* begin Data provided *

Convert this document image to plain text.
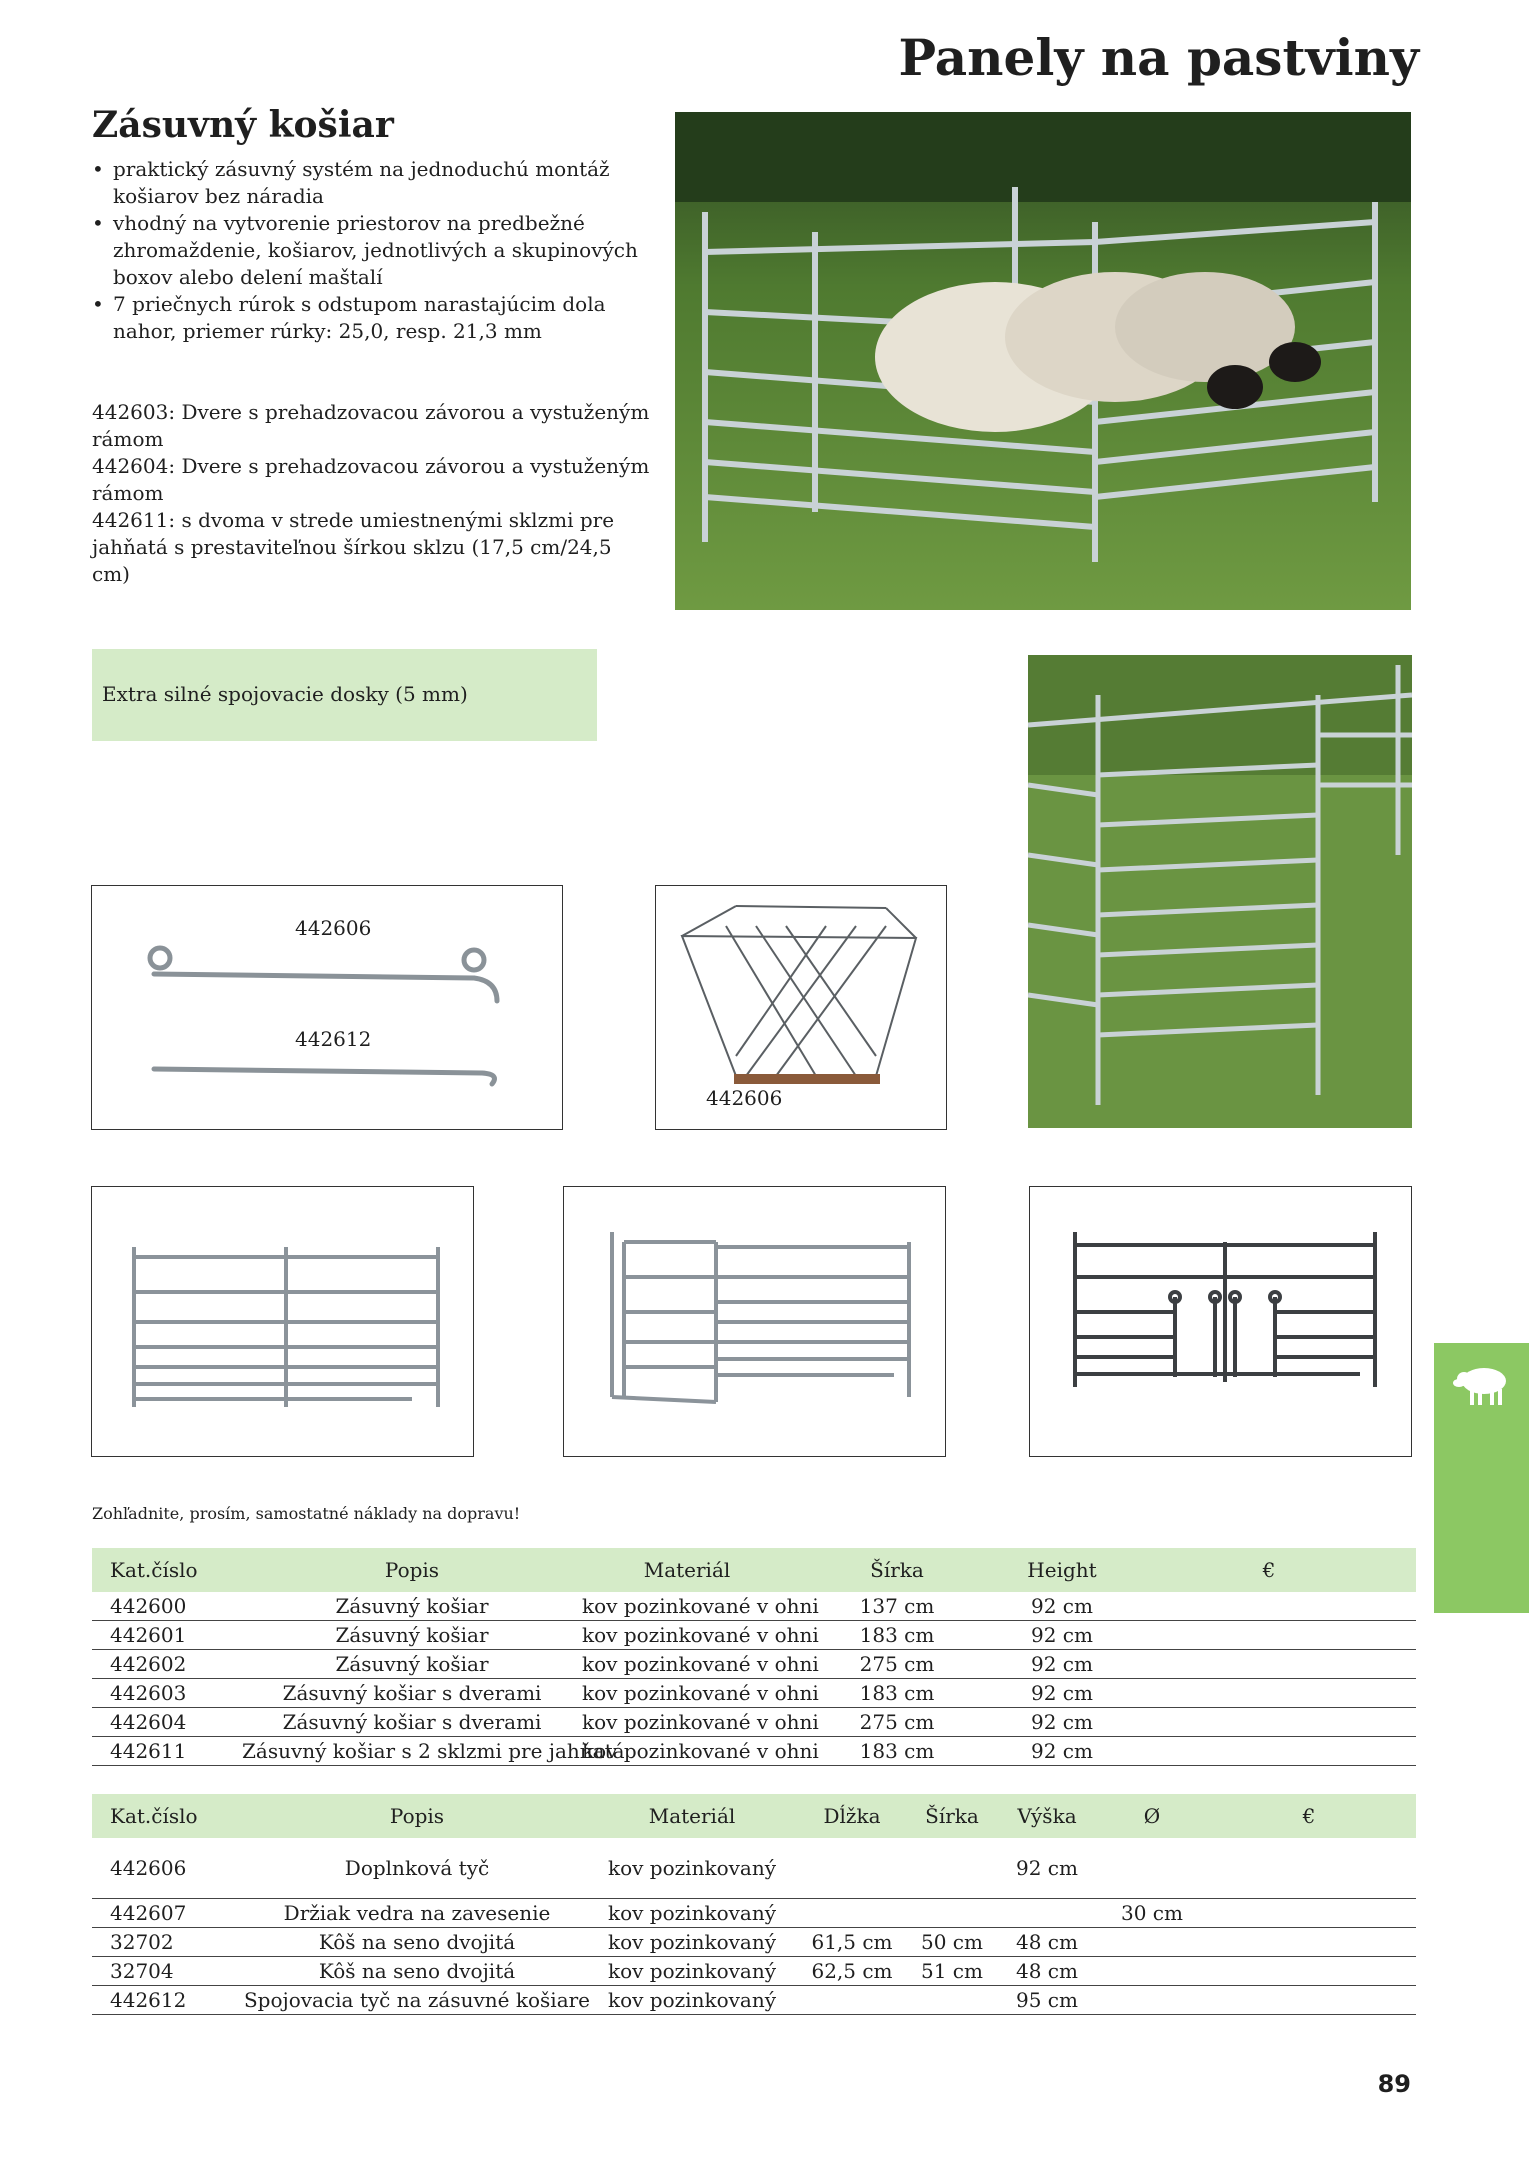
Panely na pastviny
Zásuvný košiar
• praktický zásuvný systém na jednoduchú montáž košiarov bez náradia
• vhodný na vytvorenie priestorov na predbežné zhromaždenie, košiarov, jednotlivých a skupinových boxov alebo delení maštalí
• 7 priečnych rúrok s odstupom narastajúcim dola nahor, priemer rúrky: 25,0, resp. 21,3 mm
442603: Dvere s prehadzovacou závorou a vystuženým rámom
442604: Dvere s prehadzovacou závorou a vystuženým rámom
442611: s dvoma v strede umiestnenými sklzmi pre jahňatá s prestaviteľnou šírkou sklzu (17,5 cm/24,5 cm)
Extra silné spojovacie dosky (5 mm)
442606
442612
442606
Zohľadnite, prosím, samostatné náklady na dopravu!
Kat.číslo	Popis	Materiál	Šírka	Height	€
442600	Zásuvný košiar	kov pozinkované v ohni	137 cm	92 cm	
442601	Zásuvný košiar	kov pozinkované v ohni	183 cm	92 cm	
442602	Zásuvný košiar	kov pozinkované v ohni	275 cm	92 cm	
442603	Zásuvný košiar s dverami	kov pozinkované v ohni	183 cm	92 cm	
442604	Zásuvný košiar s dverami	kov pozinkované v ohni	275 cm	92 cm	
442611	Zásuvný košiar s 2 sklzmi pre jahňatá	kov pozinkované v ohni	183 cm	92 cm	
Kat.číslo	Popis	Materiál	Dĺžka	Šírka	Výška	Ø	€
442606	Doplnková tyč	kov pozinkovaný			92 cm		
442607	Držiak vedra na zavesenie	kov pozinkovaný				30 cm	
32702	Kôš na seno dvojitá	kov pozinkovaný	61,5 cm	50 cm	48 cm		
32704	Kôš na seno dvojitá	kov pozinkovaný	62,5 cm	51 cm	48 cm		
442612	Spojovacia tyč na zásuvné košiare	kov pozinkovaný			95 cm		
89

* end Data provided *

**Your task**:
Which lines contain the word "Šírka"? Copy each one.

**Exercise solution**:
Kat.číslo	Popis	Materiál	Šírka	Height	€
Kat.číslo	Popis	Materiál	Dĺžka	Šírka	Výška	Ø	€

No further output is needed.